Copy each line of the records that holds the string "What".

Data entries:
::::::

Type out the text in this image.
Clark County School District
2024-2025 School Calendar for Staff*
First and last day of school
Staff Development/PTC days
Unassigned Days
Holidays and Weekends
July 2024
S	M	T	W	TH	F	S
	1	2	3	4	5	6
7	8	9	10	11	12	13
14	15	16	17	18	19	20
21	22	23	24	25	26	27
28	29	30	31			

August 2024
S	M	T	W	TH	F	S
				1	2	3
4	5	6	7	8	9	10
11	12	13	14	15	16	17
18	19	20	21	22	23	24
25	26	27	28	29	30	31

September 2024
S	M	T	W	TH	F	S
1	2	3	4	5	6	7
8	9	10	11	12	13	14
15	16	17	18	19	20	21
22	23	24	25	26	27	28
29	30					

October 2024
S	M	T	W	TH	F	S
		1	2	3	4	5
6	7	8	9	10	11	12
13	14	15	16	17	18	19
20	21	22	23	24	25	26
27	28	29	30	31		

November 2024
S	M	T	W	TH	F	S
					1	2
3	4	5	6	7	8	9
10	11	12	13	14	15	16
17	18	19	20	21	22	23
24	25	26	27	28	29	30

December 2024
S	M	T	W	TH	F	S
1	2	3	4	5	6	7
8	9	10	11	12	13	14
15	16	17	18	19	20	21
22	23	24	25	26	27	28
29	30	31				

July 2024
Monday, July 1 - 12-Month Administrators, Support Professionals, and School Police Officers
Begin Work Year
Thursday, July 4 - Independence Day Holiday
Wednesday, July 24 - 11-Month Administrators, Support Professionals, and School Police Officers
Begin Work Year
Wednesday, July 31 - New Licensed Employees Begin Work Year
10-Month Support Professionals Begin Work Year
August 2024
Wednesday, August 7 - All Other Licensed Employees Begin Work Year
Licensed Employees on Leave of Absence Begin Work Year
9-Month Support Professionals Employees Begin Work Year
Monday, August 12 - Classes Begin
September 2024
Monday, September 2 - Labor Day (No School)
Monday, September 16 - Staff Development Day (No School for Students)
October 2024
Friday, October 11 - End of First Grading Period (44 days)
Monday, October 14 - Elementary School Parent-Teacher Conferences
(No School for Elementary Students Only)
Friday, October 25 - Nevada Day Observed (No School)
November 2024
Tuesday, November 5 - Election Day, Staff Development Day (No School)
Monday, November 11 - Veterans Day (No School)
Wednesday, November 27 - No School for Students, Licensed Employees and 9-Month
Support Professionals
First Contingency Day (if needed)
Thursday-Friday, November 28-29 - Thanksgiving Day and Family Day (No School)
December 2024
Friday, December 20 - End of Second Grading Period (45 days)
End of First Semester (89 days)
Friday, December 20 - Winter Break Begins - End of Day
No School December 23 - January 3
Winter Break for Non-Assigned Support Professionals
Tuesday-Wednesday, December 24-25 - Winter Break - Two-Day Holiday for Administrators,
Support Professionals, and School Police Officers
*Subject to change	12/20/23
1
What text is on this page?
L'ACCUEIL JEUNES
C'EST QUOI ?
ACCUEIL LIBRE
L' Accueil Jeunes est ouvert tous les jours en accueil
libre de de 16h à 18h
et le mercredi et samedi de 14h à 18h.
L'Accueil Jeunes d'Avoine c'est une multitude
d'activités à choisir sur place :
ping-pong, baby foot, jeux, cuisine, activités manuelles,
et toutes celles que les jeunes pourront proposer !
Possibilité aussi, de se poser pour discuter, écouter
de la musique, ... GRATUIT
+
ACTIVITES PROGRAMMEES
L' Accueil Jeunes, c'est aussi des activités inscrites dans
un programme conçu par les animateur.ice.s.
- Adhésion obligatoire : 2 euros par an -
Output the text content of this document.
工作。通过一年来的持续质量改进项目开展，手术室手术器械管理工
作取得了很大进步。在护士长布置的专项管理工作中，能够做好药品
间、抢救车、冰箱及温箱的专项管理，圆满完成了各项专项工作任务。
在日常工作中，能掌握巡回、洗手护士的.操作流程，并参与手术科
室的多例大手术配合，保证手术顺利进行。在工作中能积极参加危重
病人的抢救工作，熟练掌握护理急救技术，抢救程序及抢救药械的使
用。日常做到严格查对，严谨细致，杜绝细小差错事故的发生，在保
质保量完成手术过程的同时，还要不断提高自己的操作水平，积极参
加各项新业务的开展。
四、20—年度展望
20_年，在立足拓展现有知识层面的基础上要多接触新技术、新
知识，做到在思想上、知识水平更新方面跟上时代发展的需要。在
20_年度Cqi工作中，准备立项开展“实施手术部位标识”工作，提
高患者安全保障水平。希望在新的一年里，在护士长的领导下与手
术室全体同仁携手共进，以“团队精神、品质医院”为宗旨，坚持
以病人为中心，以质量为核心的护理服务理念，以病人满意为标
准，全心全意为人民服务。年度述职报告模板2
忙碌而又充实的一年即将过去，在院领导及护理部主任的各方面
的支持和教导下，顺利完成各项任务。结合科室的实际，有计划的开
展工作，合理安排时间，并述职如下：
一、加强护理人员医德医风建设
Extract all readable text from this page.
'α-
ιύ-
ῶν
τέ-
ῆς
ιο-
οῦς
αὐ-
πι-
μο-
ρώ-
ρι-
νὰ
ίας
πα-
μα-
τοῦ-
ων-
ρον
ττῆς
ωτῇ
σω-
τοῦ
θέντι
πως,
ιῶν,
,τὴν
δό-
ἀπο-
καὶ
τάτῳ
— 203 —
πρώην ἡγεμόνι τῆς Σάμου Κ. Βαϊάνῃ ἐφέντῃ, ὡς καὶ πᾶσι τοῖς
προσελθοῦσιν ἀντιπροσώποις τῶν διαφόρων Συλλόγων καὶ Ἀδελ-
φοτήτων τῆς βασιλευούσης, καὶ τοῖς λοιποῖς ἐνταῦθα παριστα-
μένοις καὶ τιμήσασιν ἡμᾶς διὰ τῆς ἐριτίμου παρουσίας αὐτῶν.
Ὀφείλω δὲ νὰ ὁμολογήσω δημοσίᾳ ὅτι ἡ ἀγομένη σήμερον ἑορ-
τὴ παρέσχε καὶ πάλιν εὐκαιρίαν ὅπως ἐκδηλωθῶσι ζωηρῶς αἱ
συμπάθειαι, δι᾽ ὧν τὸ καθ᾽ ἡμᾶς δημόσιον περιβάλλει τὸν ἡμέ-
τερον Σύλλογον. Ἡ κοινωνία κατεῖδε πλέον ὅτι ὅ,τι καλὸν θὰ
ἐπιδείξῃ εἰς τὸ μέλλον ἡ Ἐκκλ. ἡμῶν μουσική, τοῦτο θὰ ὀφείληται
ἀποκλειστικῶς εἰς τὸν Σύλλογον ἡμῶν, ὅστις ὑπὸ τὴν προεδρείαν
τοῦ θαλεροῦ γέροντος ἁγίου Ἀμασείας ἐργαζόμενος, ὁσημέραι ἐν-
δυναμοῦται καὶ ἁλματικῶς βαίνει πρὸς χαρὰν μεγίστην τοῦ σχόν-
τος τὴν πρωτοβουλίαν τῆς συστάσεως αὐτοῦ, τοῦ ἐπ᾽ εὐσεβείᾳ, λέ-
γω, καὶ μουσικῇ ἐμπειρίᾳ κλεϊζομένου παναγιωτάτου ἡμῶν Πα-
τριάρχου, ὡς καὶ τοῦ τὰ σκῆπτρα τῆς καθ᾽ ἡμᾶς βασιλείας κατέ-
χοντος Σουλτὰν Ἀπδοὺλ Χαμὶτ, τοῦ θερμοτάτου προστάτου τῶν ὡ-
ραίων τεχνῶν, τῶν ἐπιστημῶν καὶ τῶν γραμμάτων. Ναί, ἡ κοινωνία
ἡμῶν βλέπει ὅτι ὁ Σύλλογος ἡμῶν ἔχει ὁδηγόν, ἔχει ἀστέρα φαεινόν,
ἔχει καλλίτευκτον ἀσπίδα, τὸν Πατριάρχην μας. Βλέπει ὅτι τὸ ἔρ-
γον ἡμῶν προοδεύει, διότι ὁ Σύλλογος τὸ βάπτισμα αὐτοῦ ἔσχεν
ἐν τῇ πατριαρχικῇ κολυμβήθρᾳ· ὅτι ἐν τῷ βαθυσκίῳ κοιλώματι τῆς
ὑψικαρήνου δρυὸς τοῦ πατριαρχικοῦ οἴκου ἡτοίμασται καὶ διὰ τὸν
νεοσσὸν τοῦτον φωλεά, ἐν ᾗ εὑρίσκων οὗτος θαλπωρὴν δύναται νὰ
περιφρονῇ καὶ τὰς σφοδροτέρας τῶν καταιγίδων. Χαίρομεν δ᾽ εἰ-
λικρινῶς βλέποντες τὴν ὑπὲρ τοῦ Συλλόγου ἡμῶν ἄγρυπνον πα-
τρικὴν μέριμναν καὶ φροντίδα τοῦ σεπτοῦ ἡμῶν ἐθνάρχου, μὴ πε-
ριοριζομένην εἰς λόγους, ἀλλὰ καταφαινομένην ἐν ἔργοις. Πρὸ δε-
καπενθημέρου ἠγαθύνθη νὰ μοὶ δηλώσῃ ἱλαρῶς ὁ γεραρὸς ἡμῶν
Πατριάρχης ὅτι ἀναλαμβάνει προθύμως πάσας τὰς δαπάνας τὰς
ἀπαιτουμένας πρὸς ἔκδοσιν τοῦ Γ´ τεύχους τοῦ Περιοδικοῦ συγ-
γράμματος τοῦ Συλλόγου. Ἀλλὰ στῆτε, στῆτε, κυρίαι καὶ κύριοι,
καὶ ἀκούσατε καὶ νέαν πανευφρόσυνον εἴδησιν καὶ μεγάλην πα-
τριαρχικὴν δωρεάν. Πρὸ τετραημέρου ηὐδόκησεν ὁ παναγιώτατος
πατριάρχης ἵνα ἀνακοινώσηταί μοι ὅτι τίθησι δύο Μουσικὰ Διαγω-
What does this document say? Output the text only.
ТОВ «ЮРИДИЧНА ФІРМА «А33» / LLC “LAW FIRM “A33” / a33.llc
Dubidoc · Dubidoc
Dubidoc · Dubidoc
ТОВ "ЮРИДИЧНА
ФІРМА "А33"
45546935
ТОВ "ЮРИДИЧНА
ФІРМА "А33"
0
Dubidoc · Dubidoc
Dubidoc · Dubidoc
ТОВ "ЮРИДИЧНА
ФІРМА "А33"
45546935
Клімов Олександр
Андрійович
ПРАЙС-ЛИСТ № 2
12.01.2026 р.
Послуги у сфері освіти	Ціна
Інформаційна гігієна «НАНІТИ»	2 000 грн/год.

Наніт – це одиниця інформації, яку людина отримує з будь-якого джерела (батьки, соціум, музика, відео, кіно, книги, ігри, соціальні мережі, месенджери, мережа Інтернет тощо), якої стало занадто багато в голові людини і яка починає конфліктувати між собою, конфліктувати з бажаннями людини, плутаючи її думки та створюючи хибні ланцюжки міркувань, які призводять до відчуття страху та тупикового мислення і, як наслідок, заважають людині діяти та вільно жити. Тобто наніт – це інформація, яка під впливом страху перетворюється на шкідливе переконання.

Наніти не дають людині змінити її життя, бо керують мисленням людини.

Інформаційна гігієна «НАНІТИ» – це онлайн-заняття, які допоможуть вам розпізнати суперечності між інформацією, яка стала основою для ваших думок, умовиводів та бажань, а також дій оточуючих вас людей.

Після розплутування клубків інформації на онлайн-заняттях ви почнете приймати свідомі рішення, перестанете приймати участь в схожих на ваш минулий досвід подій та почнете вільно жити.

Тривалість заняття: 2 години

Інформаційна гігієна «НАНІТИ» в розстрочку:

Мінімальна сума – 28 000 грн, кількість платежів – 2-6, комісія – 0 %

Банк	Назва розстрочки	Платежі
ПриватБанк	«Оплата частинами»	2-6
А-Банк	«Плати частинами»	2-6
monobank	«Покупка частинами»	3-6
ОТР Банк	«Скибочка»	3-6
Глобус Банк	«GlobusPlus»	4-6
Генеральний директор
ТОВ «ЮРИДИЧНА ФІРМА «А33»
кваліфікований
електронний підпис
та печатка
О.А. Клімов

::::::

# Task output
What text is on this page?
What does this document say? Output the text only.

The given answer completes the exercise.